> **Stored records**

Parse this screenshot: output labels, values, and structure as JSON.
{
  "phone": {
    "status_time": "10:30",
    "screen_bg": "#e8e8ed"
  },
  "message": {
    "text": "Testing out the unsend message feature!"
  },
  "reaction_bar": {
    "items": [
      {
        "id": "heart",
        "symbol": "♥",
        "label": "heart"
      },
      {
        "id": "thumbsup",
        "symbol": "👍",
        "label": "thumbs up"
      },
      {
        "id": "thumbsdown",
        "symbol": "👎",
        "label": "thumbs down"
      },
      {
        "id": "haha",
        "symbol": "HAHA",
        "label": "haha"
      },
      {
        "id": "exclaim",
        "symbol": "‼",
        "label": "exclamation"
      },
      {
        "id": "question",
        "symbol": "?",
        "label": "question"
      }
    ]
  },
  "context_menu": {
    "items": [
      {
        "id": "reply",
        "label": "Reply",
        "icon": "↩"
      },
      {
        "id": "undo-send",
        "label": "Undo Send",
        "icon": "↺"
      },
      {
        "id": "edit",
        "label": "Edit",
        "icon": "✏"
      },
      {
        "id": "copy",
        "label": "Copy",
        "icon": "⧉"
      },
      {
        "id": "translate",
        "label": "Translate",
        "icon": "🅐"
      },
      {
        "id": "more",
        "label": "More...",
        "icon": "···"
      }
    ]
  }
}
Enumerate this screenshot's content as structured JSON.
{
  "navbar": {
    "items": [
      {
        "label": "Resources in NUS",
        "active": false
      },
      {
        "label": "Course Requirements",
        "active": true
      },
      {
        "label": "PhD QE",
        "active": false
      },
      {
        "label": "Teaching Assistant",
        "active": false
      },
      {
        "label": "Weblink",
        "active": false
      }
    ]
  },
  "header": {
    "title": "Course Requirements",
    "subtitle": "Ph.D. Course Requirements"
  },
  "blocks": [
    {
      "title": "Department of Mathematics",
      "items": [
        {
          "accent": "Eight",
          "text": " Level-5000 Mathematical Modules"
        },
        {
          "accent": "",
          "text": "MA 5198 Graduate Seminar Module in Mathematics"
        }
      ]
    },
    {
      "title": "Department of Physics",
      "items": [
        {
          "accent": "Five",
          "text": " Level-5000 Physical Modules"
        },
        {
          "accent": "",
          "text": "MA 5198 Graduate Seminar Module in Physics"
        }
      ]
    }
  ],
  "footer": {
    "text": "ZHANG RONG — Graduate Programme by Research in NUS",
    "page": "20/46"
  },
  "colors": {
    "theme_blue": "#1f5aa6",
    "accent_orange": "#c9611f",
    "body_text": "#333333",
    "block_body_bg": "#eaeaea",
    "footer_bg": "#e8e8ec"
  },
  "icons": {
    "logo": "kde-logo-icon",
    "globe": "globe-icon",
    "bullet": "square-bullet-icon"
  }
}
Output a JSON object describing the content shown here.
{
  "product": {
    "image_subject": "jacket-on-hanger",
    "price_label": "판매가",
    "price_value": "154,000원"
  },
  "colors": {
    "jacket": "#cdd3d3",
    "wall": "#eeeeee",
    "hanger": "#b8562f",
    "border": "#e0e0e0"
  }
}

> **Problem to work on**
Starting at the line that contains "Output a JSON", retype each line through the end of the listing above and nothing else.

> **The answer**
Output a JSON object describing the content shown here.
{
  "product": {
    "image_subject": "jacket-on-hanger",
    "price_label": "판매가",
    "price_value": "154,000원"
  },
  "colors": {
    "jacket": "#cdd3d3",
    "wall": "#eeeeee",
    "hanger": "#b8562f",
    "border": "#e0e0e0"
  }
}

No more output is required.